**PROBLEM DESCRIPTION:** Every line containing the word "false" needs to be found and copied.

[Stored items from a collection]
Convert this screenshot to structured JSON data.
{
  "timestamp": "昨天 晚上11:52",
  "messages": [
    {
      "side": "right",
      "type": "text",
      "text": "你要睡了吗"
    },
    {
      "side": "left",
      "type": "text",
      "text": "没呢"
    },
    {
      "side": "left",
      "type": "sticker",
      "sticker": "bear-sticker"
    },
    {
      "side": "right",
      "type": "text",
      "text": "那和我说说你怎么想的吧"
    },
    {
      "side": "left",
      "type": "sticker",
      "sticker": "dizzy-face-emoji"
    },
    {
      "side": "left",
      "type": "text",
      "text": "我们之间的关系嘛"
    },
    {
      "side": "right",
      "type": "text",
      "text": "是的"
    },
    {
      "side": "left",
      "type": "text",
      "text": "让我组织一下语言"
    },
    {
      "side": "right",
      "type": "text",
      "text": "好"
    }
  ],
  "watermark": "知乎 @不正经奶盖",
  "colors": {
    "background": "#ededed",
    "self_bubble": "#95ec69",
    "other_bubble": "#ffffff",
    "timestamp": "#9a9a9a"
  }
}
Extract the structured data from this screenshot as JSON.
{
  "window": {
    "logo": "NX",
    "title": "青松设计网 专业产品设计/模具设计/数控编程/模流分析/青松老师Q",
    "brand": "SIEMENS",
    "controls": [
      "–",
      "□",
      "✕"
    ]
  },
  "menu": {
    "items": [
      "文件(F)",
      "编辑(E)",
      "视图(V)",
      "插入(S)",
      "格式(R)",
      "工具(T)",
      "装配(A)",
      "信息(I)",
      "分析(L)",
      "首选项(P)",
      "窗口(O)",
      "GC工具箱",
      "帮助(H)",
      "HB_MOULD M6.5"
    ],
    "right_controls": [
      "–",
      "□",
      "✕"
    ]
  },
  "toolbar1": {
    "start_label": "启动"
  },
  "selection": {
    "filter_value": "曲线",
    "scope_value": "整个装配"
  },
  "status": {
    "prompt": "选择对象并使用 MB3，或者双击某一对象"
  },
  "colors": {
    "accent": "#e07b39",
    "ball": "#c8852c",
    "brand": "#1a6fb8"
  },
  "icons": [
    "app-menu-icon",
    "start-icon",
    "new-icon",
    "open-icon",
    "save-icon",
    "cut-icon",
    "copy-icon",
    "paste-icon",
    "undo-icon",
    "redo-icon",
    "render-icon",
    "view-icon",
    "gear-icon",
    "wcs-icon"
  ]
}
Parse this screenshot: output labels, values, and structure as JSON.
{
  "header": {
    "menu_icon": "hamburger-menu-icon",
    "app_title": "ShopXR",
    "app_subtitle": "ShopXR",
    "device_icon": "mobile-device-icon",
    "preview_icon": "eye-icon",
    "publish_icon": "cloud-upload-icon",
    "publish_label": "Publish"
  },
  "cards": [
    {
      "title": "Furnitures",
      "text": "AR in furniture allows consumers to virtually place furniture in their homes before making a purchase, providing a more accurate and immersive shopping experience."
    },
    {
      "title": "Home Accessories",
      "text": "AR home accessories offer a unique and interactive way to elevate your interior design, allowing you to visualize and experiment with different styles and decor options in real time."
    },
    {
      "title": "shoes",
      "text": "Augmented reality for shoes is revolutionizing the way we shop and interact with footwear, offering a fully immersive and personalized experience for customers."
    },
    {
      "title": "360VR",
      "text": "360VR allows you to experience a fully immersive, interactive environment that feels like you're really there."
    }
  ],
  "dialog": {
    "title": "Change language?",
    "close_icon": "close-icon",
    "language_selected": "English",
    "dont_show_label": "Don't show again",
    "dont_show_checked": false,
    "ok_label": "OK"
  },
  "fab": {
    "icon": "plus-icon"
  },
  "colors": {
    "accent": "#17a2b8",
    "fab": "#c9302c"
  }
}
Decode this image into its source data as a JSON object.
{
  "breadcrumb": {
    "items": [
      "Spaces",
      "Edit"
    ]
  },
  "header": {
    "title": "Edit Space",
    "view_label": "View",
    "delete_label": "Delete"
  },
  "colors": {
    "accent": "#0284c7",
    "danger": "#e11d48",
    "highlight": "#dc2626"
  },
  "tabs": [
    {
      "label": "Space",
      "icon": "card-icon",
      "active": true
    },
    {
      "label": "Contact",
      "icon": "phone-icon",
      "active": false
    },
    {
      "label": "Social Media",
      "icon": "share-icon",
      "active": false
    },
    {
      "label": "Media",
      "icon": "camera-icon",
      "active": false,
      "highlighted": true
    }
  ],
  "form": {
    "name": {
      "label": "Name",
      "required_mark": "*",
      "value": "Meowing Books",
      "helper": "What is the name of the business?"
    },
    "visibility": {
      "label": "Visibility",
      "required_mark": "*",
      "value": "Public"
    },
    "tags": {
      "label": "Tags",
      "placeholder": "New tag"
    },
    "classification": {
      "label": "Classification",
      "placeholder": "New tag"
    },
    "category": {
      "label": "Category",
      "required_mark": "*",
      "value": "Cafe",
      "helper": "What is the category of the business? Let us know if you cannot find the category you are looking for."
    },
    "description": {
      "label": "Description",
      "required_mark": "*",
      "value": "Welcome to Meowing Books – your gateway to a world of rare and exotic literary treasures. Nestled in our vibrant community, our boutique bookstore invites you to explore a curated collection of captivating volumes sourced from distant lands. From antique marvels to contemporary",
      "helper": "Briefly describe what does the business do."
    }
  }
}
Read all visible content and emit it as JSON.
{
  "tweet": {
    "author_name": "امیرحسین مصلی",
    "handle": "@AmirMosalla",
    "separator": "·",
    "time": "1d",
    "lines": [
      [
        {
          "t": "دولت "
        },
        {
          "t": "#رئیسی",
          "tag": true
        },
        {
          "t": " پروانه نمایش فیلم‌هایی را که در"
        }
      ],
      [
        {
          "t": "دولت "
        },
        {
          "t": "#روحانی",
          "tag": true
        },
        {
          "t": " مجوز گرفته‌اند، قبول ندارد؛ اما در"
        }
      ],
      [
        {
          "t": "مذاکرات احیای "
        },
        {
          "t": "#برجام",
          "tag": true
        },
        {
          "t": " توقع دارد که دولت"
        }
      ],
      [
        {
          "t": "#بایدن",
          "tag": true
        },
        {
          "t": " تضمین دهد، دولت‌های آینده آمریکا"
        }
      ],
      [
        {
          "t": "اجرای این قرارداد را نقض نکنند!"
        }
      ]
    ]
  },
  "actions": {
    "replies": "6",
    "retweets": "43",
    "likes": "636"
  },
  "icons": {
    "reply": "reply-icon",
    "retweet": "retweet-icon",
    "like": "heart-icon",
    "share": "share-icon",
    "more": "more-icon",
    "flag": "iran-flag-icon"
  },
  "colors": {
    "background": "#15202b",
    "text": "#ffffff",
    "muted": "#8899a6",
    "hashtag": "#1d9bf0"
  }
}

**COMPLETE RESPONSE:**
    "dont_show_checked": false,
      "active": false
      "active": false
      "active": false,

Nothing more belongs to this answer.